### Excerpted passage:

In a UC Center Sacramento webinar, Dr. Charisma Acey discusses agroecosytems as an essential part of our urban landscapes.
April 27, 2022
By Berkeley Food Institute
Twelve percent of California’s population lives with food insecurity. In the East Bay, that rate is even higher. More than 120,000 people in Alameda County rely on CalFresh, California’s SNAP program, while pre-pandemic reports show that one in five residents relied on food banks to feed themselves and their families.
For some, these statistics paint a picture of “food apartheid” — the legacy of discriminatory land use decision making that has left communities of color disproportionately food insecure. This food insecurity is also a symptom of an industrialized agri-food system that destroys soil life, marginalizes farmworkers, and makes urban areas dependent on highly commodified supply chains. In this system, farms are production centers, rather than places of community, culture, healthy food, and a reciprocal relationship between humans and nature.

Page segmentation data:
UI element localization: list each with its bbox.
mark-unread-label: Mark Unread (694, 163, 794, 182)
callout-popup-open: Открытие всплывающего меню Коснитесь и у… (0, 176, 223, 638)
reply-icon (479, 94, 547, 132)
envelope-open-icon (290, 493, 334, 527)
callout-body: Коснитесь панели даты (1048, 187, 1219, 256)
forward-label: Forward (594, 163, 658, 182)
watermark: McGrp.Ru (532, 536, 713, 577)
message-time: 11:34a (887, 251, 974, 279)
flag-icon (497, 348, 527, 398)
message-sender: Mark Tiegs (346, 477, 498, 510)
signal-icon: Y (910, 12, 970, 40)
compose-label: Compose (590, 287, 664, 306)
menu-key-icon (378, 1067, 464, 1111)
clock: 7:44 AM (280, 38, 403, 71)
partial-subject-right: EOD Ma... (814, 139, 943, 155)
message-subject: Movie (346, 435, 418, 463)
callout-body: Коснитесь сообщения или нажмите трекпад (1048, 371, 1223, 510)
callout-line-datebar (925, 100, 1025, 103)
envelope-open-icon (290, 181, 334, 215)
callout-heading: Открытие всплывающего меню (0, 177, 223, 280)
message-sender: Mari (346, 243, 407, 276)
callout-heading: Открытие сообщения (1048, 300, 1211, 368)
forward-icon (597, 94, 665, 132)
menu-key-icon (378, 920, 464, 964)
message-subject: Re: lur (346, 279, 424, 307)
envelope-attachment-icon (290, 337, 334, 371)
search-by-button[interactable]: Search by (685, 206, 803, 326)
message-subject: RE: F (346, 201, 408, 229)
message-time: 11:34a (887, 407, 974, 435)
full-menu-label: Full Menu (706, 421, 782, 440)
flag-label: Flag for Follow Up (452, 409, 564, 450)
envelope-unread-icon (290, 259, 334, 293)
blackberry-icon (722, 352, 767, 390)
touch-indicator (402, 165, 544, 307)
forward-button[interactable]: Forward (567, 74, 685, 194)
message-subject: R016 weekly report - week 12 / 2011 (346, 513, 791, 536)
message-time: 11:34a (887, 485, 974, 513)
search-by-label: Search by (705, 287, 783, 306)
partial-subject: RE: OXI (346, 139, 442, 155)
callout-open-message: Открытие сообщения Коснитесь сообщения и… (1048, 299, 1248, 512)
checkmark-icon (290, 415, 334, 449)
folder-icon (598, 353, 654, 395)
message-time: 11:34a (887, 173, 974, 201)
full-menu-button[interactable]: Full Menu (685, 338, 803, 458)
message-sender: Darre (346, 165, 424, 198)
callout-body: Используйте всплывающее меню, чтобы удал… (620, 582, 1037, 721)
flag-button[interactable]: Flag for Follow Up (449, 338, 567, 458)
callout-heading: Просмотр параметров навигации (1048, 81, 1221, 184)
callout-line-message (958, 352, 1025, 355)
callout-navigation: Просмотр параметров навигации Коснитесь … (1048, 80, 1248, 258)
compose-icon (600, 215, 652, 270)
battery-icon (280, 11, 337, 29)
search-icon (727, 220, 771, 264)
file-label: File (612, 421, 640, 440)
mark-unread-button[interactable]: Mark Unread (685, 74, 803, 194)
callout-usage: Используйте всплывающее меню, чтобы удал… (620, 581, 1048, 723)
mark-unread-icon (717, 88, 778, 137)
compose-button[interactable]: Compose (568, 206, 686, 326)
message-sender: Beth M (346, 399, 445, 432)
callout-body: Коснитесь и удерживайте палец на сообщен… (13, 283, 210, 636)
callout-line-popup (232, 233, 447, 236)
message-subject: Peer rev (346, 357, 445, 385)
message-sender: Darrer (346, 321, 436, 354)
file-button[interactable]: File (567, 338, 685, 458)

### Work task A:
Could you rewrite the stretch of the food insecurity article from "In a UC Center" through "and their families.", putting "food pantries" in place of "food banks"?
### Work task B:
Can you carry on the article about urban food insecurity from the point where it stops?

### Answer box A:
In a UC Center Sacramento webinar, Dr. Charisma Acey discusses agroecosytems as an essential part of our urban landscapes.
April 27, 2022
By Berkeley Food Institute
Twelve percent of California’s population lives with food insecurity. In the East Bay, that rate is even higher. More than 120,000 people in Alameda County rely on CalFresh, California’s SNAP program, while pre-pandemic reports show that one in five residents relied on food pantries to feed themselves and their families.

### Answer box B:
For Dr. Charisma Acey, faculty director of the Berkeley Food Institute and associate professor of City and Regional Planning at UC Berkeley, this problem presents an opportunity for a solution: urban agroecology. In an April 13 webinar organized by UC Center Sacramento, Acey discussed the merits of urban farms as a public good worthy of investment and an essential part of our urban landscapes — not only as a source of food but also as a community green space, harbor for biodiversity, and point of culture and sovereignty. “Agroecological Urbanism entails ecological, non-chemical [agricultural] practices, and social justice and sovereignty,” said Acey. “It is a science, a movement, and a practice.”
You can watch the lecture in full below.
Acey’s lecture stemmed from a three-year interdisciplinary research project on East Bay urban agroecology funded by the Foundation for Food and Agriculture Research. Thank you to UC Center Sacramento for organizing this webinar and providing an avenue to discuss environmental justice and ways to strengthen California’s food system through urban agroecology.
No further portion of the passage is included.